*WHAT NEEDS TO BE DONE*
Return the data below unchanged, from its very first line down through the line that contains "exam-meta-block: 答题时间：120 分钟", with both of those lines included.

(Saved data entries)
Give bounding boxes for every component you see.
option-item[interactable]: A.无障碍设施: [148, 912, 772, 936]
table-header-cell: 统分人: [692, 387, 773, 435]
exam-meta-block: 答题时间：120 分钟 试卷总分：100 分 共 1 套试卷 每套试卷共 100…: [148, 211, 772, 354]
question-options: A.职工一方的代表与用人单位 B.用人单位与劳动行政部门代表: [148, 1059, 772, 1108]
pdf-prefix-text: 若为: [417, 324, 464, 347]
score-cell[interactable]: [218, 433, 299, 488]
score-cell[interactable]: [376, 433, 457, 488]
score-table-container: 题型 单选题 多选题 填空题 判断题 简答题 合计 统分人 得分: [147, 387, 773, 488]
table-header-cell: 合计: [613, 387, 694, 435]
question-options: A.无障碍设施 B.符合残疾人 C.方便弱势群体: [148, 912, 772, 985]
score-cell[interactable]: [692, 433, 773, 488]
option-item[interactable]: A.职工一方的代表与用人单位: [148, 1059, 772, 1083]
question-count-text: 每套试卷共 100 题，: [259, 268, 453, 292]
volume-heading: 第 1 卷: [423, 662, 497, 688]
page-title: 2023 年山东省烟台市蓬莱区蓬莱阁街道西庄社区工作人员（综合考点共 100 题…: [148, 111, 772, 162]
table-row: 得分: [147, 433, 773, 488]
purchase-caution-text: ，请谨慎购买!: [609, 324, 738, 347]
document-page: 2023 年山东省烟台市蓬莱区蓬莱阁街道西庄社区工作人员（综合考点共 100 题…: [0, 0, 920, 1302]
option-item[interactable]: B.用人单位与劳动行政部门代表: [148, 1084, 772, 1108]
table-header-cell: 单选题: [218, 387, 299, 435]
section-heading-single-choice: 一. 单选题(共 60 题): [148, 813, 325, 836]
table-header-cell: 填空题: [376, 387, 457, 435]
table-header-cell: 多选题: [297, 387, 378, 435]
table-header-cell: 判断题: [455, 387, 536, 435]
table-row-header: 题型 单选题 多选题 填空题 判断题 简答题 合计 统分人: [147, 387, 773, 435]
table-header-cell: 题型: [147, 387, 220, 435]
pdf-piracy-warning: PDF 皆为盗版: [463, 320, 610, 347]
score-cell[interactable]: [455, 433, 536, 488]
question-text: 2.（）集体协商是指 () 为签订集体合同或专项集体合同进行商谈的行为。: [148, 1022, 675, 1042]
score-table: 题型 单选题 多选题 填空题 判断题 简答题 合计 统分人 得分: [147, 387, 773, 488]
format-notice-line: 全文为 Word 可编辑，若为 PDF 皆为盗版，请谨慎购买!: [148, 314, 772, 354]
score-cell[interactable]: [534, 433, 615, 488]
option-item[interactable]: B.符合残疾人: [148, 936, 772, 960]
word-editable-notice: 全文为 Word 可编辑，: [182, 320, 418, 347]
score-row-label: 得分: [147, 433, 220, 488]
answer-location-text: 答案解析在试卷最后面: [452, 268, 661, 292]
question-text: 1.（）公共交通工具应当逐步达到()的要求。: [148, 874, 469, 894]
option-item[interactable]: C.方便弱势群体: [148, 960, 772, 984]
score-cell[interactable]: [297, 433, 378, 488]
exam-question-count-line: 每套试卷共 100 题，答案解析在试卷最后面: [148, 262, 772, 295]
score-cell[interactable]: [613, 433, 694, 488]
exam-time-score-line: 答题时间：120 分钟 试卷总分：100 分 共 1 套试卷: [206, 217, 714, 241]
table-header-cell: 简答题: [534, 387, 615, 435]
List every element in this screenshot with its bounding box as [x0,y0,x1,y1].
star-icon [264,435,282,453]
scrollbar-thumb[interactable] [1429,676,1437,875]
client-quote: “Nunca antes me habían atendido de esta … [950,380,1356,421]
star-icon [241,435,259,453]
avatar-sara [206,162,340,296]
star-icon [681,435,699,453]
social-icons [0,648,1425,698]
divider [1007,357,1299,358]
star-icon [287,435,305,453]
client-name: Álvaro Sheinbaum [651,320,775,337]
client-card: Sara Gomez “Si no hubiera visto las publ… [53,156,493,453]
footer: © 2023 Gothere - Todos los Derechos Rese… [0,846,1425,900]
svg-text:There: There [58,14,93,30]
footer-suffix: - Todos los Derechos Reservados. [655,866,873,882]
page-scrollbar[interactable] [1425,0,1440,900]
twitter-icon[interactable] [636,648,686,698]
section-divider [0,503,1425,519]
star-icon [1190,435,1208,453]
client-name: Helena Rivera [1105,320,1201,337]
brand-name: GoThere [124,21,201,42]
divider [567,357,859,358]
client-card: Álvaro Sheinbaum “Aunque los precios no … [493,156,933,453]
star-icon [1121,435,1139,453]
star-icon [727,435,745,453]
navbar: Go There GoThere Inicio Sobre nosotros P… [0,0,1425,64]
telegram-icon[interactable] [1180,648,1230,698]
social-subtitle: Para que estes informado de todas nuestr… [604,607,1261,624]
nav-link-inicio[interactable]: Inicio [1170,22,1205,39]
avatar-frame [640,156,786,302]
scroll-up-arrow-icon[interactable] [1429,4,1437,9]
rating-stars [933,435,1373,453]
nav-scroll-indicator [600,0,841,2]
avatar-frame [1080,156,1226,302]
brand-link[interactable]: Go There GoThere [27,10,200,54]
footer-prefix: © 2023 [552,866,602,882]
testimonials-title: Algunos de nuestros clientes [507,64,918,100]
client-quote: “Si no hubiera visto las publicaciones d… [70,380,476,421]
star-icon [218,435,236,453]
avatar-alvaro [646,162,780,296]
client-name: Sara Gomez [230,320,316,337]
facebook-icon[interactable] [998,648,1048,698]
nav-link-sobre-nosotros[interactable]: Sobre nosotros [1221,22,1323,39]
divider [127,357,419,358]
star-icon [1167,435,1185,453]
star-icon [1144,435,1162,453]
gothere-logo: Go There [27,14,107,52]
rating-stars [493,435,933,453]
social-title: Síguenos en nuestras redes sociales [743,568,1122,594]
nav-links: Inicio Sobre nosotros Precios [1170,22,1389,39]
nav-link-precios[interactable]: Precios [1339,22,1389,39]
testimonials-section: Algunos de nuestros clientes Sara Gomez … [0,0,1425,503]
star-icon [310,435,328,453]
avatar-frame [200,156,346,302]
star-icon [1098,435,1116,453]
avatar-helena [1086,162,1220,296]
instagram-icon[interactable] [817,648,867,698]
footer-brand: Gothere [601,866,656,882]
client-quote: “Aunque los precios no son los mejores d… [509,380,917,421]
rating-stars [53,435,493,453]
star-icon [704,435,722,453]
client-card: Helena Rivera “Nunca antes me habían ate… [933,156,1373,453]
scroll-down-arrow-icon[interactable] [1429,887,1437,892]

*ANSWER*
Give bounding boxes for every component you see.
option-item[interactable]: A.无障碍设施: [148, 912, 772, 936]
table-header-cell: 统分人: [692, 387, 773, 435]
exam-meta-block: 答题时间：120 分钟 试卷总分：100 分 共 1 套试卷 每套试卷共 100…: [148, 211, 772, 354]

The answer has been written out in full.